** start **
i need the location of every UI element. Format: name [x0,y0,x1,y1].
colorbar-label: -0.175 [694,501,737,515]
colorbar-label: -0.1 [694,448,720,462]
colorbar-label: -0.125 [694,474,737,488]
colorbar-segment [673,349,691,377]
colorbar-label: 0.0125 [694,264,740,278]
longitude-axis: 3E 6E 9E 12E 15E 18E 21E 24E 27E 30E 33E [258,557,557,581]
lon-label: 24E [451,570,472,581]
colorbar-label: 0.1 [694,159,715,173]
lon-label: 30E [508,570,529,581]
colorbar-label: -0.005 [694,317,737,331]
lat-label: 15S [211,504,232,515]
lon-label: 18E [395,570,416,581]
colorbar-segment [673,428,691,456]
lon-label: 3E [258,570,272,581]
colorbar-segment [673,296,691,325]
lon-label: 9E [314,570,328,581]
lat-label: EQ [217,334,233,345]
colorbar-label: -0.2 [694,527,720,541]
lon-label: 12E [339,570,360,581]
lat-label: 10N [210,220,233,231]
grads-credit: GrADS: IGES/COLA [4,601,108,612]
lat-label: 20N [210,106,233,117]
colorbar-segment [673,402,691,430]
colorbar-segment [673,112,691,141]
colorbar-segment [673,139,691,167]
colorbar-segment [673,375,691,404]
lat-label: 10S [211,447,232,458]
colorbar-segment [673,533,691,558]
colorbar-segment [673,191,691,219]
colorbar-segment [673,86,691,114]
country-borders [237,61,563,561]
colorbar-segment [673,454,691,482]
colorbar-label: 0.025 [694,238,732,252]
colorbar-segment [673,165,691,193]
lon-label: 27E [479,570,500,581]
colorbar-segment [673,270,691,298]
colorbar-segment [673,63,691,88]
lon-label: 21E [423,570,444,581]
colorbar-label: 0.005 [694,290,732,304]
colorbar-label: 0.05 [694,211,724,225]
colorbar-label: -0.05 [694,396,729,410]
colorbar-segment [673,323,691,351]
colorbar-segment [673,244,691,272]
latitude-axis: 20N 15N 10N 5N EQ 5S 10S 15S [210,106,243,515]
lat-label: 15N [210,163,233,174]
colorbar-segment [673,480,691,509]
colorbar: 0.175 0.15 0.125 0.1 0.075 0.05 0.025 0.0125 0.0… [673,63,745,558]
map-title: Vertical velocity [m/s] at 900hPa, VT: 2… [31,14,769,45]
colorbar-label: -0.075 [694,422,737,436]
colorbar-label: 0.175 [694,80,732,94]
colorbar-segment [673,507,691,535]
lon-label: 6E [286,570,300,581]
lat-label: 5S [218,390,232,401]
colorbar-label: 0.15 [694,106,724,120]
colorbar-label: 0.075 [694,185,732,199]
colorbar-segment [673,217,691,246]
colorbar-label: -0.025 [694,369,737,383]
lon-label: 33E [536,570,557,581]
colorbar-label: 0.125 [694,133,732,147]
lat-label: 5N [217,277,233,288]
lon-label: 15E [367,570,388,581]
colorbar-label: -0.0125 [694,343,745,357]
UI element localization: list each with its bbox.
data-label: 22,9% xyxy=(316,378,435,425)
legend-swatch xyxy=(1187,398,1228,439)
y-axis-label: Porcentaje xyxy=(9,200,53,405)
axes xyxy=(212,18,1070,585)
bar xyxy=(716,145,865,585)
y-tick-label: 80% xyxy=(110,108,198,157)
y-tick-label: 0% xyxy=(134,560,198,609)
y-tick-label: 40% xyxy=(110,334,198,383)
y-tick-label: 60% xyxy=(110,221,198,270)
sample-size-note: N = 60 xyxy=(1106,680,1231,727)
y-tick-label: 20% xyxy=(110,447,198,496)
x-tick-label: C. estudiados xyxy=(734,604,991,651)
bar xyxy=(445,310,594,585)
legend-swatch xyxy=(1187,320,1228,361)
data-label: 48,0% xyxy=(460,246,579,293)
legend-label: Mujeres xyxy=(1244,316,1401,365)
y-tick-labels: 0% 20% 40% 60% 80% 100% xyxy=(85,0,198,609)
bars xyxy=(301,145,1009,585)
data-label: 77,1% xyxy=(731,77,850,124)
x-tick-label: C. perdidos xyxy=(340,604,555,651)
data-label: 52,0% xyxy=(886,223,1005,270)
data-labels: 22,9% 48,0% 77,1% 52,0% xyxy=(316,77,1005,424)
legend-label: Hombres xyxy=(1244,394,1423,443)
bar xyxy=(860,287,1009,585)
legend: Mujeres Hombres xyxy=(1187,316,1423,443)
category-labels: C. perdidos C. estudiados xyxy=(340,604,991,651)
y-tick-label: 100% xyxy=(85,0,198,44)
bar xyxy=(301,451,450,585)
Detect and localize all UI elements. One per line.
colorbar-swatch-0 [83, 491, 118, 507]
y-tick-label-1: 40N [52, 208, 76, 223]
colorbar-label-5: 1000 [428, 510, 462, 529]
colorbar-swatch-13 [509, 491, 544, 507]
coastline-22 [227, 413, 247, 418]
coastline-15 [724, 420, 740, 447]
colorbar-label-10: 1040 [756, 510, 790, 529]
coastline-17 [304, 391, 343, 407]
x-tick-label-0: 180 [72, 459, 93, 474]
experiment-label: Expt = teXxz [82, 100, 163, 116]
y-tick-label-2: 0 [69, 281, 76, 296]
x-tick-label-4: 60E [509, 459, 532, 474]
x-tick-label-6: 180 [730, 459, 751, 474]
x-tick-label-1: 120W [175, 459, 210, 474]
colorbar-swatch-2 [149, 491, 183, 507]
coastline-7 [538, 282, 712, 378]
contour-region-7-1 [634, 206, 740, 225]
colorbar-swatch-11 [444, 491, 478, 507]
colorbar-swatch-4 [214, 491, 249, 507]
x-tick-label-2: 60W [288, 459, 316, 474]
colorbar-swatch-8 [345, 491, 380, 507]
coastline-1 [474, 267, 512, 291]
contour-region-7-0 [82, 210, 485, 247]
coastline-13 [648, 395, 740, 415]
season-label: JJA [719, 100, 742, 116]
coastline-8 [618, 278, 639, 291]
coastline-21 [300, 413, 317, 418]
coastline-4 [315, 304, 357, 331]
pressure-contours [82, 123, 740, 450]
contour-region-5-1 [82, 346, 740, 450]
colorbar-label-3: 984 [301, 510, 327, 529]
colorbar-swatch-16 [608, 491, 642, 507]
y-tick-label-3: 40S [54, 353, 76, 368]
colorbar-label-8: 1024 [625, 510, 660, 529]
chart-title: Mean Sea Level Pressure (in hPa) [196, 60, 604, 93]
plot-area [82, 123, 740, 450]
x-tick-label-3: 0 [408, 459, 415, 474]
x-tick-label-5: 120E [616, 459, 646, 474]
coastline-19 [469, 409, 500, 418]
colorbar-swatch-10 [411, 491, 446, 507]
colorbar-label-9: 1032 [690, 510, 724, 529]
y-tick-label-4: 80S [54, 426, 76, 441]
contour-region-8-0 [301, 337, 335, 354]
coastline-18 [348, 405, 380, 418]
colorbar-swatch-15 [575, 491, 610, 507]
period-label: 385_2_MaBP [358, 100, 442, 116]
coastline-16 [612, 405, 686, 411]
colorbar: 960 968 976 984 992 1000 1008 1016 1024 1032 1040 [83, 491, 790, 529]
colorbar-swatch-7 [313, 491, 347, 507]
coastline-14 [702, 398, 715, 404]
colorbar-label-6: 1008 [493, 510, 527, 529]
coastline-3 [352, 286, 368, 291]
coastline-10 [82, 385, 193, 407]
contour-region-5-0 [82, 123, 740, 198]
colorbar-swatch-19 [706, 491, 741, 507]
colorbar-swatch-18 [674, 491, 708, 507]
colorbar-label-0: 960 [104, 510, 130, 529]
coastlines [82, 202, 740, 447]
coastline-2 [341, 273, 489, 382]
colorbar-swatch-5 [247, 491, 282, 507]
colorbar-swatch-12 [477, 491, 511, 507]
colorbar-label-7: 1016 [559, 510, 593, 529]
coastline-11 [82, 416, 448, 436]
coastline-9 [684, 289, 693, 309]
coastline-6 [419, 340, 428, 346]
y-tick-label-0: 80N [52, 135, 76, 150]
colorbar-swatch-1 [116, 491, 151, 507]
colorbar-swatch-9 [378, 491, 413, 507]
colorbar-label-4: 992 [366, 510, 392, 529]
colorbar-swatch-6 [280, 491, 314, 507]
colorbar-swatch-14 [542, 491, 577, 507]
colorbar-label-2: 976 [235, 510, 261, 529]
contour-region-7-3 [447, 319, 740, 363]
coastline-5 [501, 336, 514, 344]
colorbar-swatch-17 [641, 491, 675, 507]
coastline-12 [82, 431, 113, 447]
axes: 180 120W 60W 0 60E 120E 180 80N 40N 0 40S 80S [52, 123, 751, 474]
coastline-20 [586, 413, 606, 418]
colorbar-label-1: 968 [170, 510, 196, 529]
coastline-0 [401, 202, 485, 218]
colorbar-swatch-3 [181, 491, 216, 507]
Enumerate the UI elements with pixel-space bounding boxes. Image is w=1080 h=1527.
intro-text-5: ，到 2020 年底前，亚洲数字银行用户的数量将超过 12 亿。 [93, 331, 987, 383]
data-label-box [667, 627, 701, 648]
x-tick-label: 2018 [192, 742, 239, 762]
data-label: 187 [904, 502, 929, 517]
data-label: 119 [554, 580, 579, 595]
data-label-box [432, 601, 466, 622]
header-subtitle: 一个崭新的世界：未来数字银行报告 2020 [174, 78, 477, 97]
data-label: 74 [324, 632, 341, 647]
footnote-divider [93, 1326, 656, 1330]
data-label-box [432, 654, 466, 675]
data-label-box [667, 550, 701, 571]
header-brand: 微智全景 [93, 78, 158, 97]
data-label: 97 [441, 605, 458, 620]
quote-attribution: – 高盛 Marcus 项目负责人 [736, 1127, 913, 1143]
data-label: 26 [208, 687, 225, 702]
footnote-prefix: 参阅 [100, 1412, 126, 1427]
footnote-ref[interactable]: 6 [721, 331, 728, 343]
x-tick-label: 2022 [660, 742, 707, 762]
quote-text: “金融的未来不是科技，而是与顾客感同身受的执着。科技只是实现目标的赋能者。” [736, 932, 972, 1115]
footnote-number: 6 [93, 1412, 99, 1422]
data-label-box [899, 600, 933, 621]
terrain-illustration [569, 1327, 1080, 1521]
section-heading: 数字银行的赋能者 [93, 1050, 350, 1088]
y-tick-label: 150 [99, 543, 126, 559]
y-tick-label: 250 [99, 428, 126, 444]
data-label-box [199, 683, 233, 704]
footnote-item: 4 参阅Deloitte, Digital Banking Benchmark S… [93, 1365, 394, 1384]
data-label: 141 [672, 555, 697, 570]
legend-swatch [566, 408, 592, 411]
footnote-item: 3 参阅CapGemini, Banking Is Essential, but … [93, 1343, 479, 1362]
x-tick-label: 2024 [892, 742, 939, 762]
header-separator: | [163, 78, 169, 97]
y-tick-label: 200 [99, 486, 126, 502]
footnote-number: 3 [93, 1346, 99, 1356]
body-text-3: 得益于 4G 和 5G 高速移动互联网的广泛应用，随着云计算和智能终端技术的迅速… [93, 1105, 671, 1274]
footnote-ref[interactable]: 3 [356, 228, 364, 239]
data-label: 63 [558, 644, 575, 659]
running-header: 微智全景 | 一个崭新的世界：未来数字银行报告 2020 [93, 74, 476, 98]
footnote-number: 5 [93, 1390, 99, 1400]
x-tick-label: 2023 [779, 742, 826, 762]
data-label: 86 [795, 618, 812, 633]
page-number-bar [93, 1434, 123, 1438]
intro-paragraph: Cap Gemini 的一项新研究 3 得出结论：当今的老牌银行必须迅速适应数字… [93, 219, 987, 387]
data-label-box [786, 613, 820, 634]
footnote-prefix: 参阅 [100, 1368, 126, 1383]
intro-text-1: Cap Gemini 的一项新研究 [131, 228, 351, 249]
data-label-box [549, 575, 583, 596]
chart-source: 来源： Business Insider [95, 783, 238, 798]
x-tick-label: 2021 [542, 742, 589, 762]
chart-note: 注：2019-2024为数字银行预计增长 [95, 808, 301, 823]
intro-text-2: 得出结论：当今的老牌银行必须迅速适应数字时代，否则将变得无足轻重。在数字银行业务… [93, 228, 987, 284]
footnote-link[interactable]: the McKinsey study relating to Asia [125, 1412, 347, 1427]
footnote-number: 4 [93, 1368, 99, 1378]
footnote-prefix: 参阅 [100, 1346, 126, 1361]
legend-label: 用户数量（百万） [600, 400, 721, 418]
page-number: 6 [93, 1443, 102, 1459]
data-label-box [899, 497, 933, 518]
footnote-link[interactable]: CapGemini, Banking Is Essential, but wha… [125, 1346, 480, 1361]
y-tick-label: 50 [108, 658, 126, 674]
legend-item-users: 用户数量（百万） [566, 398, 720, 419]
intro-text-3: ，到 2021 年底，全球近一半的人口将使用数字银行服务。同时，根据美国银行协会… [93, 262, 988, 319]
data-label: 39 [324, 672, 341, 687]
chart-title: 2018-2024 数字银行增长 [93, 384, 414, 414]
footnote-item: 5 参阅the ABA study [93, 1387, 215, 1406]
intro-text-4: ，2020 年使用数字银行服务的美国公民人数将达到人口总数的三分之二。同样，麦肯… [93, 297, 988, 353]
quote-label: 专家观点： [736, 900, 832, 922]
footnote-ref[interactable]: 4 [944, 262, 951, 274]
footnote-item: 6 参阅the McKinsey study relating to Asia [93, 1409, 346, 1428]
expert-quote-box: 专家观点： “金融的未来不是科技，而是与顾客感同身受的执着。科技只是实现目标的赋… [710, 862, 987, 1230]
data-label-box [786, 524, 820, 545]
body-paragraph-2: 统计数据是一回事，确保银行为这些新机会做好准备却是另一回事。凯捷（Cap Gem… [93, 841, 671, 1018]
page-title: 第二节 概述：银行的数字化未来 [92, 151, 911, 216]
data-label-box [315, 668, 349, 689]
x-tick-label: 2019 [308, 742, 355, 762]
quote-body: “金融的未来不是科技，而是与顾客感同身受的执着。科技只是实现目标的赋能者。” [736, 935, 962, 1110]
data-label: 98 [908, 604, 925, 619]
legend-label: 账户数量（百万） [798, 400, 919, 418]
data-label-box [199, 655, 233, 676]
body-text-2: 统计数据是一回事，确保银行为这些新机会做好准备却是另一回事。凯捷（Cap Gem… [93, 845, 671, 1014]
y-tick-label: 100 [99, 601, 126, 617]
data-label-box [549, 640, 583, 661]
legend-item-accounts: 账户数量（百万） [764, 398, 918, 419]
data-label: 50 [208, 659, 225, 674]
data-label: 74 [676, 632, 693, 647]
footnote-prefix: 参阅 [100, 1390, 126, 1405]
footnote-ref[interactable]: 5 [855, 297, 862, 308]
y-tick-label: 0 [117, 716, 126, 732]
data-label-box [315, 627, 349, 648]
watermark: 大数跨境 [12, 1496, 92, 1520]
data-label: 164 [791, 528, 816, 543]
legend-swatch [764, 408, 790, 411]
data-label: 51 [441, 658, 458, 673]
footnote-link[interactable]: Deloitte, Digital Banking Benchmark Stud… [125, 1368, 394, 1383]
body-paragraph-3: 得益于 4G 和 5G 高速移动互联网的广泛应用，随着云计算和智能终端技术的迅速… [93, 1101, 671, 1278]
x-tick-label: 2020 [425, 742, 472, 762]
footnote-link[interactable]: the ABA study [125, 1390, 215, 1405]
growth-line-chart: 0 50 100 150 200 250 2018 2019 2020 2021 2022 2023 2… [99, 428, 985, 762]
** end **
Given task - Print the material word for word, starting with its first line and ending with the line that contains "lat-label: 10N [210,220,233,231]". Include both of those lines.

Response below -
i need the location of every UI element. Format: name [x0,y0,x1,y1].
colorbar-label: -0.175 [694,501,737,515]
colorbar-label: -0.1 [694,448,720,462]
colorbar-label: -0.125 [694,474,737,488]
colorbar-segment [673,349,691,377]
colorbar-label: 0.0125 [694,264,740,278]
longitude-axis: 3E 6E 9E 12E 15E 18E 21E 24E 27E 30E 33E [258,557,557,581]
lon-label: 24E [451,570,472,581]
colorbar-label: 0.1 [694,159,715,173]
lon-label: 30E [508,570,529,581]
colorbar-label: -0.005 [694,317,737,331]
lat-label: 15S [211,504,232,515]
lon-label: 18E [395,570,416,581]
colorbar-segment [673,428,691,456]
lon-label: 3E [258,570,272,581]
colorbar-segment [673,296,691,325]
lon-label: 9E [314,570,328,581]
lat-label: EQ [217,334,233,345]
colorbar-label: -0.2 [694,527,720,541]
lon-label: 12E [339,570,360,581]
lat-label: 10N [210,220,233,231]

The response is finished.